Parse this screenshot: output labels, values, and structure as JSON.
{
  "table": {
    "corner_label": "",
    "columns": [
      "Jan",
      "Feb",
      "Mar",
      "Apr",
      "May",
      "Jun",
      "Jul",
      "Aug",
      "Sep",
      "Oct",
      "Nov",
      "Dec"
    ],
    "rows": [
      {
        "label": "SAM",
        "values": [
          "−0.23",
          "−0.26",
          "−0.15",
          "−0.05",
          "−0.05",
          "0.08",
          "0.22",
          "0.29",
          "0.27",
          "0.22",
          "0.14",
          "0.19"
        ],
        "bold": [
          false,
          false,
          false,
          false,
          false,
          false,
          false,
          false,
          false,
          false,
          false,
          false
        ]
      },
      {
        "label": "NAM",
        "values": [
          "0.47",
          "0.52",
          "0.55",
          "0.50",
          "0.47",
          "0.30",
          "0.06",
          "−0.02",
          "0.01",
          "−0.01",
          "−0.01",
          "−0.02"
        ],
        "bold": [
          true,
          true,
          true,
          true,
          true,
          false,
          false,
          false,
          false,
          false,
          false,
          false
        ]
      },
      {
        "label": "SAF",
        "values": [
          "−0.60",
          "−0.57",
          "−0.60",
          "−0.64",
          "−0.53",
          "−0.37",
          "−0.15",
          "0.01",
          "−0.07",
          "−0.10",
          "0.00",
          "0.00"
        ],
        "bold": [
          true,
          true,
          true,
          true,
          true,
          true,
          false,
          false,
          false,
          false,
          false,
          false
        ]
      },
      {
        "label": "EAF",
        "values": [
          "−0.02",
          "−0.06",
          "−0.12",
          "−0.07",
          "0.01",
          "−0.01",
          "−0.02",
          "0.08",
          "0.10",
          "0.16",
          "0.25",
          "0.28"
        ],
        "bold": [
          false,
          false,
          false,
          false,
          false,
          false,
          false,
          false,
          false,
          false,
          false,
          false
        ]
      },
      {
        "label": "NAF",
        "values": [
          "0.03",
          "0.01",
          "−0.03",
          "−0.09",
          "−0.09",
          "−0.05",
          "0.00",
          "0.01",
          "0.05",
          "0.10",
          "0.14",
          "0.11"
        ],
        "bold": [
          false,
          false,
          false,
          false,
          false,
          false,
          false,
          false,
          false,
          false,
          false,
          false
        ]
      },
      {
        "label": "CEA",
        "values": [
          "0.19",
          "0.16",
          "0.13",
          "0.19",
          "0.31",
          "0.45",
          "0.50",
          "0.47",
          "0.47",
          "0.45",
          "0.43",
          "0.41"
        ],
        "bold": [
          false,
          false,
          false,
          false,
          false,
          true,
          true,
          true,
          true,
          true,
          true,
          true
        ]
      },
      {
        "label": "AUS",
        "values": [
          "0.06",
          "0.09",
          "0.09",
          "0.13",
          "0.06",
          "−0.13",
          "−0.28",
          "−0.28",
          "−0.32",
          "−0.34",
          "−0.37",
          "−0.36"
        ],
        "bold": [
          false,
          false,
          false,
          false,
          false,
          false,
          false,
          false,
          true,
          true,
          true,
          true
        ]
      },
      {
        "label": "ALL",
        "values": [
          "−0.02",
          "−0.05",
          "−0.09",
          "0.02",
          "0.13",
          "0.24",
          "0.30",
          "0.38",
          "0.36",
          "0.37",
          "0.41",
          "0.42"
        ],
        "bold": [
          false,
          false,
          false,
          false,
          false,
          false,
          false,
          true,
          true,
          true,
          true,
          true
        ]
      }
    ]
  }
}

-=-=-

Copy out the full listing exactly.

Parse this screenshot: output labels, values, and structure as JSON.
{
  "table": {
    "corner_label": "",
    "columns": [
      "Jan",
      "Feb",
      "Mar",
      "Apr",
      "May",
      "Jun",
      "Jul",
      "Aug",
      "Sep",
      "Oct",
      "Nov",
      "Dec"
    ],
    "rows": [
      {
        "label": "SAM",
        "values": [
          "−0.23",
          "−0.26",
          "−0.15",
          "−0.05",
          "−0.05",
          "0.08",
          "0.22",
          "0.29",
          "0.27",
          "0.22",
          "0.14",
          "0.19"
        ],
        "bold": [
          false,
          false,
          false,
          false,
          false,
          false,
          false,
          false,
          false,
          false,
          false,
          false
        ]
      },
      {
        "label": "NAM",
        "values": [
          "0.47",
          "0.52",
          "0.55",
          "0.50",
          "0.47",
          "0.30",
          "0.06",
          "−0.02",
          "0.01",
          "−0.01",
          "−0.01",
          "−0.02"
        ],
        "bold": [
          true,
          true,
          true,
          true,
          true,
          false,
          false,
          false,
          false,
          false,
          false,
          false
        ]
      },
      {
        "label": "SAF",
        "values": [
          "−0.60",
          "−0.57",
          "−0.60",
          "−0.64",
          "−0.53",
          "−0.37",
          "−0.15",
          "0.01",
          "−0.07",
          "−0.10",
          "0.00",
          "0.00"
        ],
        "bold": [
          true,
          true,
          true,
          true,
          true,
          true,
          false,
          false,
          false,
          false,
          false,
          false
        ]
      },
      {
        "label": "EAF",
        "values": [
          "−0.02",
          "−0.06",
          "−0.12",
          "−0.07",
          "0.01",
          "−0.01",
          "−0.02",
          "0.08",
          "0.10",
          "0.16",
          "0.25",
          "0.28"
        ],
        "bold": [
          false,
          false,
          false,
          false,
          false,
          false,
          false,
          false,
          false,
          false,
          false,
          false
        ]
      },
      {
        "label": "NAF",
        "values": [
          "0.03",
          "0.01",
          "−0.03",
          "−0.09",
          "−0.09",
          "−0.05",
          "0.00",
          "0.01",
          "0.05",
          "0.10",
          "0.14",
          "0.11"
        ],
        "bold": [
          false,
          false,
          false,
          false,
          false,
          false,
          false,
          false,
          false,
          false,
          false,
          false
        ]
      },
      {
        "label": "CEA",
        "values": [
          "0.19",
          "0.16",
          "0.13",
          "0.19",
          "0.31",
          "0.45",
          "0.50",
          "0.47",
          "0.47",
          "0.45",
          "0.43",
          "0.41"
        ],
        "bold": [
          false,
          false,
          false,
          false,
          false,
          true,
          true,
          true,
          true,
          true,
          true,
          true
        ]
      },
      {
        "label": "AUS",
        "values": [
          "0.06",
          "0.09",
          "0.09",
          "0.13",
          "0.06",
          "−0.13",
          "−0.28",
          "−0.28",
          "−0.32",
          "−0.34",
          "−0.37",
          "−0.36"
        ],
        "bold": [
          false,
          false,
          false,
          false,
          false,
          false,
          false,
          false,
          true,
          true,
          true,
          true
        ]
      },
      {
        "label": "ALL",
        "values": [
          "−0.02",
          "−0.05",
          "−0.09",
          "0.02",
          "0.13",
          "0.24",
          "0.30",
          "0.38",
          "0.36",
          "0.37",
          "0.41",
          "0.42"
        ],
        "bold": [
          false,
          false,
          false,
          false,
          false,
          false,
          false,
          true,
          true,
          true,
          true,
          true
        ]
      }
    ]
  }
}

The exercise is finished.